------ STORED ROWS

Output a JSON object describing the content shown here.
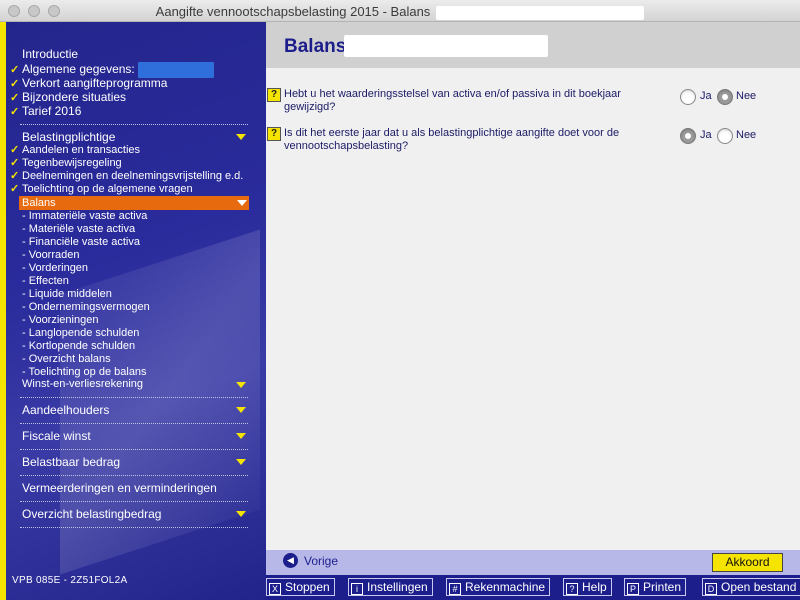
{
  "window": {
    "title": "Aangifte vennootschapsbelasting 2015 - Balans"
  },
  "sidebar": {
    "top_items": [
      {
        "label": "Introductie",
        "checked": false
      },
      {
        "label": "Algemene gegevens:",
        "checked": true
      },
      {
        "label": "Verkort aangifteprogramma",
        "checked": true
      },
      {
        "label": "Bijzondere situaties",
        "checked": true
      },
      {
        "label": "Tarief 2016",
        "checked": true
      }
    ],
    "section_belastingplichtige": "Belastingplichtige",
    "belastingplichtige_items": [
      {
        "label": "Aandelen en transacties",
        "checked": true
      },
      {
        "label": "Tegenbewijsregeling",
        "checked": true
      },
      {
        "label": "Deelnemingen en deelnemingsvrijstelling e.d.",
        "checked": true
      },
      {
        "label": "Toelichting op de algemene vragen",
        "checked": true
      }
    ],
    "active_item": "Balans",
    "balans_subitems": [
      "- Immateriële vaste activa",
      "- Materiële vaste activa",
      "- Financiële vaste activa",
      "- Voorraden",
      "- Vorderingen",
      "- Effecten",
      "- Liquide middelen",
      "- Ondernemingsvermogen",
      "- Voorzieningen",
      "- Langlopende schulden",
      "- Kortlopende schulden",
      "- Overzicht balans",
      "- Toelichting op de balans"
    ],
    "winst_item": "Winst-en-verliesrekening",
    "sections": [
      "Aandeelhouders",
      "Fiscale winst",
      "Belastbaar bedrag",
      "Vermeerderingen en verminderingen",
      "Overzicht belastingbedrag"
    ],
    "footer_code": "VPB 085E - 2Z51FOL2A"
  },
  "main": {
    "page_title": "Balans",
    "questions": [
      {
        "help": "?",
        "line1": "Hebt u het waarderingsstelsel van activa en/of passiva in dit boekjaar",
        "line2": "gewijzigd?",
        "options": [
          "Ja",
          "Nee"
        ],
        "selected": "Nee"
      },
      {
        "help": "?",
        "line1": "Is dit het eerste jaar dat u als belastingplichtige aangifte doet voor de",
        "line2": "vennootschapsbelasting?",
        "options": [
          "Ja",
          "Nee"
        ],
        "selected": "Ja"
      }
    ]
  },
  "navbar": {
    "back_label": "Vorige",
    "ok_label": "Akkoord"
  },
  "toolbar": {
    "buttons": [
      {
        "icon": "X",
        "label": "Stoppen"
      },
      {
        "icon": "i",
        "label": "Instellingen"
      },
      {
        "icon": "#",
        "label": "Rekenmachine"
      },
      {
        "icon": "?",
        "label": "Help"
      },
      {
        "icon": "P",
        "label": "Printen"
      },
      {
        "icon": "D",
        "label": "Open bestand"
      }
    ]
  },
  "colors": {
    "sidebar_blue": "#24258c",
    "accent_yellow": "#f5e400",
    "active_orange": "#e86a0e",
    "title_blue": "#1c1e8c"
  }
}
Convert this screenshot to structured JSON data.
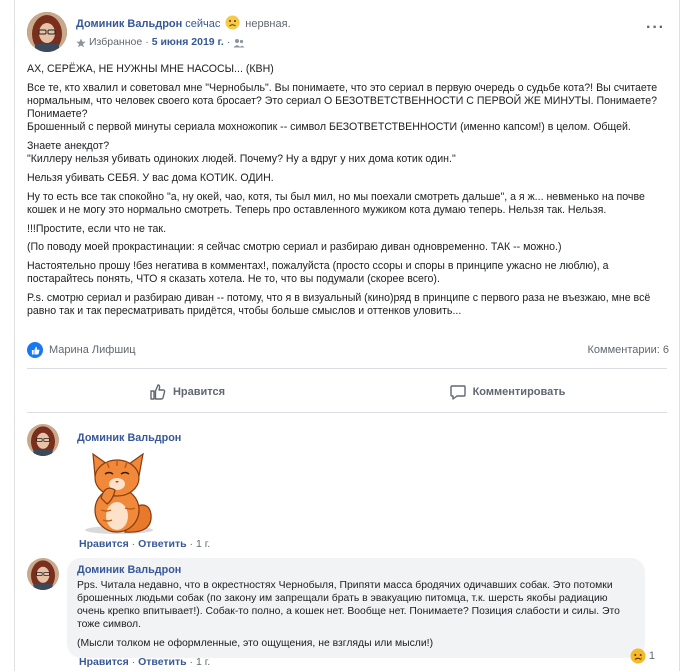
{
  "post": {
    "author": "Доминик Вальдрон",
    "time": "сейчас",
    "feeling": "нервная.",
    "audience": "Избранное",
    "date": "5 июня 2019 г.",
    "paragraphs": [
      "АХ, СЕРЁЖА, НЕ НУЖНЫ МНЕ НАСОСЫ... (КВН)",
      "Все те, кто хвалил и советовал мне \"Чернобыль\". Вы понимаете, что это сериал в первую очередь о судьбе кота?! Вы считаете нормальным, что человек своего кота бросает? Это сериал О БЕЗОТВЕТСТВЕННОСТИ С ПЕРВОЙ ЖЕ МИНУТЫ. Понимаете? Понимаете?\nБрошенный с первой минуты сериала мохножопик -- символ БЕЗОТВЕТСТВЕННОСТИ (именно капсом!) в целом. Общей.",
      "Знаете анекдот?\n\"Киллеру нельзя убивать одиноких людей. Почему? Ну а вдруг у них дома котик один.\"",
      "Нельзя убивать СЕБЯ. У вас дома КОТИК. ОДИН.",
      "Ну то есть все так спокойно \"а, ну окей, чао, котя, ты был мил, но мы поехали смотреть дальше\", а я ж... невменько на почве кошек и не могу это нормально смотреть. Теперь про оставленного мужиком кота думаю теперь. Нельзя так. Нельзя.",
      "!!!Простите, если что не так.",
      "(По поводу моей прокрастинации: я сейчас смотрю сериал и разбираю диван одновременно. ТАК -- можно.)",
      "Настоятельно прошу !без негатива в комментах!, пожалуйста (просто ссоры  и споры в принципе ужасно не люблю), а постарайтесь понять, ЧТО я сказать хотела. Не то, что вы подумали (скорее всего).",
      "P.s. смотрю сериал и разбираю диван -- потому, что я в визуальный (кино)ряд в принципе с первого раза не въезжаю, мне всё равно так и так пересматривать придётся, чтобы больше смыслов и оттенков уловить..."
    ],
    "reactor": "Марина Лифшиц",
    "comments_count": "Комментарии: 6"
  },
  "actions": {
    "like": "Нравится",
    "comment": "Комментировать"
  },
  "comments": [
    {
      "author": "Доминик Вальдрон",
      "like": "Нравится",
      "reply": "Ответить",
      "age": "1 г."
    },
    {
      "author": "Доминик Вальдрон",
      "text1": "Pps. Читала недавно, что в окрестностях Чернобыля, Припяти масса бродячих одичавших собак. Это потомки брошенных людьми собак (по закону им запрещали брать в эвакуацию питомца, т.к. шерсть якобы радиацию очень крепко впитывает!). Собак-то полно, а кошек нет. Вообще нет. Понимаете? Позиция слабости и силы. Это тоже символ.",
      "text2": "(Мысли толком не оформленные, это ощущения, не взгляды или мысли!)",
      "like": "Нравится",
      "reply": "Ответить",
      "age": "1 г.",
      "reaction_count": "1"
    }
  ],
  "colors": {
    "link": "#365899",
    "like_blue": "#1877f2",
    "bubble": "#f2f3f5",
    "cat_orange": "#e8782a"
  },
  "icons": [
    "sad-face-emoji",
    "people-icon",
    "more-dots-icon",
    "like-thumb-icon",
    "comment-bubble-icon",
    "sad-reaction-icon",
    "cat-sticker"
  ]
}
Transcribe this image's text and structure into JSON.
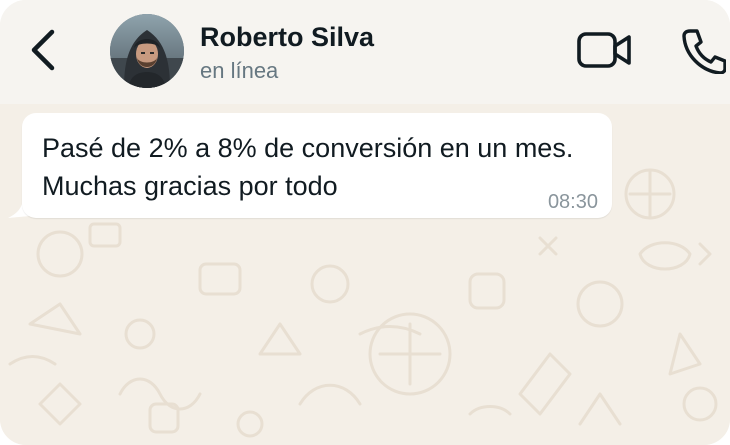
{
  "header": {
    "contact_name": "Roberto Silva",
    "status": "en línea",
    "icons": {
      "back": "back-arrow-icon",
      "video": "video-call-icon",
      "phone": "phone-call-icon"
    }
  },
  "messages": [
    {
      "direction": "incoming",
      "text": "Pasé de 2% a 8% de conversión en un mes. Muchas gracias por todo",
      "time": "08:30"
    }
  ],
  "colors": {
    "header_bg": "#f6f4f0",
    "chat_bg": "#f4efe7",
    "bubble_bg": "#ffffff",
    "text": "#111b21",
    "secondary_text": "#667781"
  }
}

------------

REQUIRED TASK – Omit the pictures, then extract verbatim only those lines that fall between the line containing "Transcribe this image's" and the final line of the records above, both included.

COMPLETED EXERCISE –
Transcribe this image's text and structure into JSON.
{
  "header": {
    "contact_name": "Roberto Silva",
    "status": "en línea",
    "icons": {
      "back": "back-arrow-icon",
      "video": "video-call-icon",
      "phone": "phone-call-icon"
    }
  },
  "messages": [
    {
      "direction": "incoming",
      "text": "Pasé de 2% a 8% de conversión en un mes. Muchas gracias por todo",
      "time": "08:30"
    }
  ],
  "colors": {
    "header_bg": "#f6f4f0",
    "chat_bg": "#f4efe7",
    "bubble_bg": "#ffffff",
    "text": "#111b21",
    "secondary_text": "#667781"
  }
}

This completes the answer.